EXTRACTED ENTRIES:
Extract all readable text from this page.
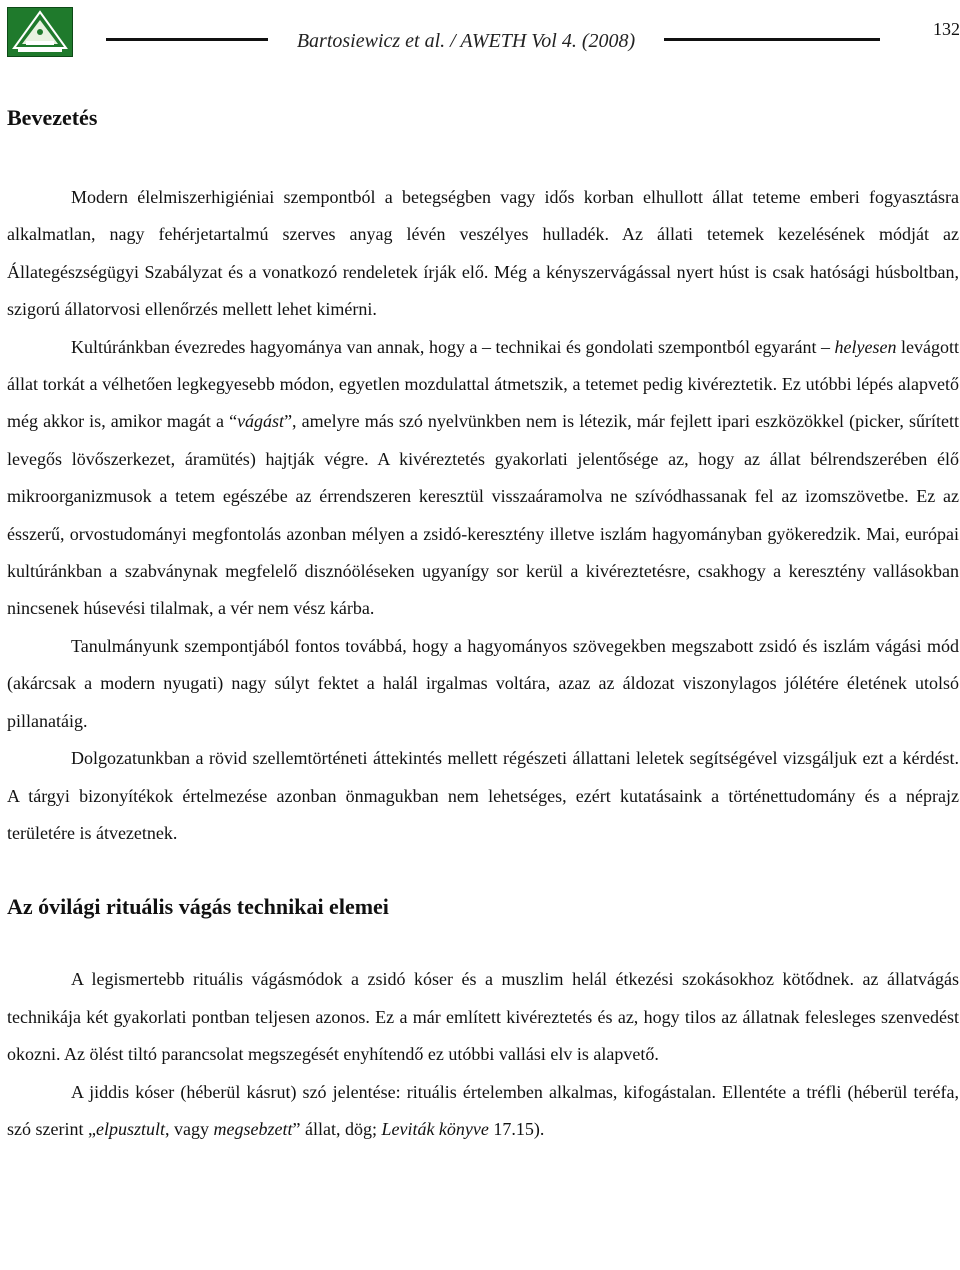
Bartosiewicz et al. / AWETH Vol 4. (2008)
132
Bevezetés

Modern élelmiszerhigiéniai szempontból a betegségben vagy idős korban elhullott állat teteme emberi fogyasztásra alkalmatlan, nagy fehérjetartalmú szerves anyag lévén veszélyes hulladék. Az állati tetemek kezelésének módját az Állategészségügyi Szabályzat és a vonatkozó rendeletek írják elő. Még a kényszervágással nyert húst is csak hatósági húsboltban, szigorú állatorvosi ellenőrzés mellett lehet kimérni.

Kultúránkban évezredes hagyománya van annak, hogy a – technikai és gondolati szempontból egyaránt – helyesen levágott állat torkát a vélhetően legkegyesebb módon, egyetlen mozdulattal átmetszik, a tetemet pedig kivéreztetik. Ez utóbbi lépés alapvető még akkor is, amikor magát a “vágást”, amelyre más szó nyelvünkben nem is létezik, már fejlett ipari eszközökkel (picker, sűrített levegős lövőszerkezet, áramütés) hajtják végre. A kivéreztetés gyakorlati jelentősége az, hogy az állat bélrendszerében élő mikroorganizmusok a tetem egészébe az érrendszeren keresztül visszaáramolva ne szívódhassanak fel az izomszövetbe. Ez az ésszerű, orvostudományi megfontolás azonban mélyen a zsidó-keresztény illetve iszlám hagyományban gyökeredzik. Mai, európai kultúránkban a szabványnak megfelelő disznóöléseken ugyanígy sor kerül a kivéreztetésre, csakhogy a keresztény vallásokban nincsenek húsevési tilalmak, a vér nem vész kárba.

Tanulmányunk szempontjából fontos továbbá, hogy a hagyományos szövegekben megszabott zsidó és iszlám vágási mód (akárcsak a modern nyugati) nagy súlyt fektet a halál irgalmas voltára, azaz az áldozat viszonylagos jólétére életének utolsó pillanatáig.

Dolgozatunkban a rövid szellemtörténeti áttekintés mellett régészeti állattani leletek segítségével vizsgáljuk ezt a kérdést. A tárgyi bizonyítékok értelmezése azonban önmagukban nem lehetséges, ezért kutatásaink a történettudomány és a néprajz területére is átvezetnek.

Az óvilági rituális vágás technikai elemei

A legismertebb rituális vágásmódok a zsidó kóser és a muszlim helál étkezési szokásokhoz kötődnek. az állatvágás technikája két gyakorlati pontban teljesen azonos. Ez a már említett kivéreztetés és az, hogy tilos az állatnak felesleges szenvedést okozni. Az ölést tiltó parancsolat megszegését enyhítendő ez utóbbi vallási elv is alapvető.

A jiddis kóser (héberül kásrut) szó jelentése: rituális értelemben alkalmas, kifogástalan. Ellentéte a tréfli (héberül teréfa, szó szerint „elpusztult, vagy megsebzett” állat, dög; Leviták könyve 17.15).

TASK TO CARRY OUT: Make an exact copy of all entries above, dropping the images.

WRITTEN ANSWER:
Extract all readable text from this page.
Bartosiewicz et al. / AWETH Vol 4. (2008)
132
Bevezetés

Modern élelmiszerhigiéniai szempontból a betegségben vagy idős korban elhullott állat teteme emberi fogyasztásra alkalmatlan, nagy fehérjetartalmú szerves anyag lévén veszélyes hulladék. Az állati tetemek kezelésének módját az Állategészségügyi Szabályzat és a vonatkozó rendeletek írják elő. Még a kényszervágással nyert húst is csak hatósági húsboltban, szigorú állatorvosi ellenőrzés mellett lehet kimérni.

Kultúránkban évezredes hagyománya van annak, hogy a – technikai és gondolati szempontból egyaránt – helyesen levágott állat torkát a vélhetően legkegyesebb módon, egyetlen mozdulattal átmetszik, a tetemet pedig kivéreztetik. Ez utóbbi lépés alapvető még akkor is, amikor magát a “vágást”, amelyre más szó nyelvünkben nem is létezik, már fejlett ipari eszközökkel (picker, sűrített levegős lövőszerkezet, áramütés) hajtják végre. A kivéreztetés gyakorlati jelentősége az, hogy az állat bélrendszerében élő mikroorganizmusok a tetem egészébe az érrendszeren keresztül visszaáramolva ne szívódhassanak fel az izomszövetbe. Ez az ésszerű, orvostudományi megfontolás azonban mélyen a zsidó-keresztény illetve iszlám hagyományban gyökeredzik. Mai, európai kultúránkban a szabványnak megfelelő disznóöléseken ugyanígy sor kerül a kivéreztetésre, csakhogy a keresztény vallásokban nincsenek húsevési tilalmak, a vér nem vész kárba.

Tanulmányunk szempontjából fontos továbbá, hogy a hagyományos szövegekben megszabott zsidó és iszlám vágási mód (akárcsak a modern nyugati) nagy súlyt fektet a halál irgalmas voltára, azaz az áldozat viszonylagos jólétére életének utolsó pillanatáig.

Dolgozatunkban a rövid szellemtörténeti áttekintés mellett régészeti állattani leletek segítségével vizsgáljuk ezt a kérdést. A tárgyi bizonyítékok értelmezése azonban önmagukban nem lehetséges, ezért kutatásaink a történettudomány és a néprajz területére is átvezetnek.

Az óvilági rituális vágás technikai elemei

A legismertebb rituális vágásmódok a zsidó kóser és a muszlim helál étkezési szokásokhoz kötődnek. az állatvágás technikája két gyakorlati pontban teljesen azonos. Ez a már említett kivéreztetés és az, hogy tilos az állatnak felesleges szenvedést okozni. Az ölést tiltó parancsolat megszegését enyhítendő ez utóbbi vallási elv is alapvető.

A jiddis kóser (héberül kásrut) szó jelentése: rituális értelemben alkalmas, kifogástalan. Ellentéte a tréfli (héberül teréfa, szó szerint „elpusztult, vagy megsebzett” állat, dög; Leviták könyve 17.15).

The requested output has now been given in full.